**Material provided**
----
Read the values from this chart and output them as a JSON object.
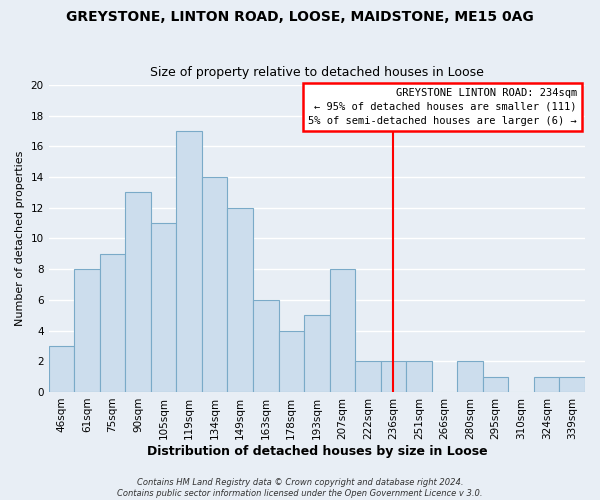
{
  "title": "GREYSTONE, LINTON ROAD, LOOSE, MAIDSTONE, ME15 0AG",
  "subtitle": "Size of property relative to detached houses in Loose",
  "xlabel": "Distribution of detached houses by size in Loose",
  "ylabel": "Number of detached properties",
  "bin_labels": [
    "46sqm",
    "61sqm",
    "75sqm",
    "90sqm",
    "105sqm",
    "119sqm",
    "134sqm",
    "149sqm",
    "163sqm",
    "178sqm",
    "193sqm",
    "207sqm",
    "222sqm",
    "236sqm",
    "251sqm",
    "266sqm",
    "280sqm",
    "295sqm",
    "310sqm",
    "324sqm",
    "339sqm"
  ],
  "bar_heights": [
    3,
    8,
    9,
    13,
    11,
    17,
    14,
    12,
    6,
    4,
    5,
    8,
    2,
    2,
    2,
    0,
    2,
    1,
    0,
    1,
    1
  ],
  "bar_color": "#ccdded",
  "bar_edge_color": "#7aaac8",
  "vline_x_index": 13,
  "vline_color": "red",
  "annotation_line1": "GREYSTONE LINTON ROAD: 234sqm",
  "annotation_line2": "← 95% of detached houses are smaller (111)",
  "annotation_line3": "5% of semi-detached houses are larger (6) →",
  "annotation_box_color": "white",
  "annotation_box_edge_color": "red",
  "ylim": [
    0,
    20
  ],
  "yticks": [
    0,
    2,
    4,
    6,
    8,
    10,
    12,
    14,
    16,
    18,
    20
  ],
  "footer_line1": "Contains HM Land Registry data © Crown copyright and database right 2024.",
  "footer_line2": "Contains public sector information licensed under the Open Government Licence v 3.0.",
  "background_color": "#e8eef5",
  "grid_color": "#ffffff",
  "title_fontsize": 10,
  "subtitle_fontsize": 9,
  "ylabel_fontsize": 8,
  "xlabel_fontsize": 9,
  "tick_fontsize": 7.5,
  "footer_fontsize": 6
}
----
**What the task requires**
Where a line of the records above holds the word "Contains", copy that line.

**Result**
  "footer_line1": "Contains HM Land Registry data © Crown copyright and database right 2024.",
  "footer_line2": "Contains public sector information licensed under the Open Government Licence v 3.0.",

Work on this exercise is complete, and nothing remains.